***** MATERIAL FOR THIS EXERCISE
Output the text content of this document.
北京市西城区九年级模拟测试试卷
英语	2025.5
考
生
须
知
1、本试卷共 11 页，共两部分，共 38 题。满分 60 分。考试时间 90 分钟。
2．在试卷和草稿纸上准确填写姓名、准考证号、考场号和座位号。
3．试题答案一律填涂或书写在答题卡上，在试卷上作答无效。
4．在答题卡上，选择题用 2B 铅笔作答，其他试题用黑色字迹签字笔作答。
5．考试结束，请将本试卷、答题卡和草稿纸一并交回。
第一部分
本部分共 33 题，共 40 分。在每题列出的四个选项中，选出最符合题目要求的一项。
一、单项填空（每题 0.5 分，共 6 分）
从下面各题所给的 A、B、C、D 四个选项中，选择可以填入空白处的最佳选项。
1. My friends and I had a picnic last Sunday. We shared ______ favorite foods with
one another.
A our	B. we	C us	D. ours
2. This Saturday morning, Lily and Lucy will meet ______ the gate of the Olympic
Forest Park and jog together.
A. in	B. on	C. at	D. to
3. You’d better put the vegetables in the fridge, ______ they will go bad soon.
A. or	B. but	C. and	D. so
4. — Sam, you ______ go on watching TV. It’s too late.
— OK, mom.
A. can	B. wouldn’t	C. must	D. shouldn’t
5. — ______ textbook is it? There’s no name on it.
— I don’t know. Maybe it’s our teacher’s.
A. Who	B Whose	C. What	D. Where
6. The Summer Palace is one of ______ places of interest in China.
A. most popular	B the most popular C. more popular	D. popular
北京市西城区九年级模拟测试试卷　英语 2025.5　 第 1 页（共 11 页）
**********
Your task is to give the records above again, exactly.

# ANSWER BELOW
Output the text content of this document.
北京市西城区九年级模拟测试试卷
英语	2025.5
考
生
须
知
1、本试卷共 11 页，共两部分，共 38 题。满分 60 分。考试时间 90 分钟。
2．在试卷和草稿纸上准确填写姓名、准考证号、考场号和座位号。
3．试题答案一律填涂或书写在答题卡上，在试卷上作答无效。
4．在答题卡上，选择题用 2B 铅笔作答，其他试题用黑色字迹签字笔作答。
5．考试结束，请将本试卷、答题卡和草稿纸一并交回。
第一部分
本部分共 33 题，共 40 分。在每题列出的四个选项中，选出最符合题目要求的一项。
一、单项填空（每题 0.5 分，共 6 分）
从下面各题所给的 A、B、C、D 四个选项中，选择可以填入空白处的最佳选项。
1. My friends and I had a picnic last Sunday. We shared ______ favorite foods with
one another.
A our	B. we	C us	D. ours
2. This Saturday morning, Lily and Lucy will meet ______ the gate of the Olympic
Forest Park and jog together.
A. in	B. on	C. at	D. to
3. You’d better put the vegetables in the fridge, ______ they will go bad soon.
A. or	B. but	C. and	D. so
4. — Sam, you ______ go on watching TV. It’s too late.
— OK, mom.
A. can	B. wouldn’t	C. must	D. shouldn’t
5. — ______ textbook is it? There’s no name on it.
— I don’t know. Maybe it’s our teacher’s.
A. Who	B Whose	C. What	D. Where
6. The Summer Palace is one of ______ places of interest in China.
A. most popular	B the most popular C. more popular	D. popular
北京市西城区九年级模拟测试试卷　英语 2025.5　 第 1 页（共 11 页）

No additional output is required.